• [REQUIREMENT]: Search the data below for "windy"; list each line that holds it.

• [PROVIDED MATERIAL]:

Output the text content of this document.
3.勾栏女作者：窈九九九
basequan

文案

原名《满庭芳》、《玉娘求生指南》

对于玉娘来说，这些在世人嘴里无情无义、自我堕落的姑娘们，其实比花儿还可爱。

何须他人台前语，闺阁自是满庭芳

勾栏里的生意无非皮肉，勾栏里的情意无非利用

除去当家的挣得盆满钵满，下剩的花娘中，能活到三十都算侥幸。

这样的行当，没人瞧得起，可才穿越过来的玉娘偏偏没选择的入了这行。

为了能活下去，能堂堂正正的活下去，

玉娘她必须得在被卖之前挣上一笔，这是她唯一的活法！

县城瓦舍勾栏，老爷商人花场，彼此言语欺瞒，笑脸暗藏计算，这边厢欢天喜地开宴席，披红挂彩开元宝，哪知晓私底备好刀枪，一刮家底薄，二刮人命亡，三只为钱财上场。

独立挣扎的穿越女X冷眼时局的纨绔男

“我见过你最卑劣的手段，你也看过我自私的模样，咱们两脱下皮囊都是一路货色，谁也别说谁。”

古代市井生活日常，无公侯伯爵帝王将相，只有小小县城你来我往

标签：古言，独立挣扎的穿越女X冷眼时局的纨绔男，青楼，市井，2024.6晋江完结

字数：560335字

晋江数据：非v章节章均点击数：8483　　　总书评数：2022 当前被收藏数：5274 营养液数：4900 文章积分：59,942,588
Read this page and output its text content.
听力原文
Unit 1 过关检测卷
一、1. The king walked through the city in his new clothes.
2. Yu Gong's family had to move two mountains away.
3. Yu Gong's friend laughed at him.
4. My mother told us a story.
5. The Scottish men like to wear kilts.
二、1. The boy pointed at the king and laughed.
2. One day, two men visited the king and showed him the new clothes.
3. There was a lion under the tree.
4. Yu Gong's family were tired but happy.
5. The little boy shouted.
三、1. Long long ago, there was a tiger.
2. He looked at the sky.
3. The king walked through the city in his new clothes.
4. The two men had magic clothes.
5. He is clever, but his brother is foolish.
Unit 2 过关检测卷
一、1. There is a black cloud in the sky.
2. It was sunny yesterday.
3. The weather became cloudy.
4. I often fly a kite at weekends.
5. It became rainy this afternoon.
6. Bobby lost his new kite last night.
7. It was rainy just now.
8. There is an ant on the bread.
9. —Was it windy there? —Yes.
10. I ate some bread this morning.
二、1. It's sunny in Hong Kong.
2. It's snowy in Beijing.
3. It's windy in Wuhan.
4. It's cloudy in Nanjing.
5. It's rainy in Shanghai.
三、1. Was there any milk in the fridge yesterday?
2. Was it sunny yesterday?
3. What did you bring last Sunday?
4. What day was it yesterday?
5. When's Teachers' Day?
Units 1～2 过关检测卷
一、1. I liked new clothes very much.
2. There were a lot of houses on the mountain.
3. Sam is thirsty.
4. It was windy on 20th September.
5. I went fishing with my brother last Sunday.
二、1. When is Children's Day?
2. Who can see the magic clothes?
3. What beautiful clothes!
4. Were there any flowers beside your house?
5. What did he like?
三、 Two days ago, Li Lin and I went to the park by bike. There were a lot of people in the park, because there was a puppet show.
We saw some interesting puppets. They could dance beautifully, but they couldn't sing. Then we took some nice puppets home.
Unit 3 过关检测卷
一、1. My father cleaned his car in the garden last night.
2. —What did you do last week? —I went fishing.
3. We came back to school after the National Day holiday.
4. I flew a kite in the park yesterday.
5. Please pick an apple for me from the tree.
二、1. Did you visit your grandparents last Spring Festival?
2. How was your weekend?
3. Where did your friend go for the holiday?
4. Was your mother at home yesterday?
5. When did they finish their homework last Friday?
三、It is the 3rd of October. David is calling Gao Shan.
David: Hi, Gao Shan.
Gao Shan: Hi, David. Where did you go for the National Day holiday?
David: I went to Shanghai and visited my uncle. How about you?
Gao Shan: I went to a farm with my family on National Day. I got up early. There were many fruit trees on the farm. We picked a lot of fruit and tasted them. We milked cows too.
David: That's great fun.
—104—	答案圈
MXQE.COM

• [RESULT BELOW]:
9. —Was it windy there? —Yes.
3. It's windy in Wuhan.
4. It was windy on 20th September.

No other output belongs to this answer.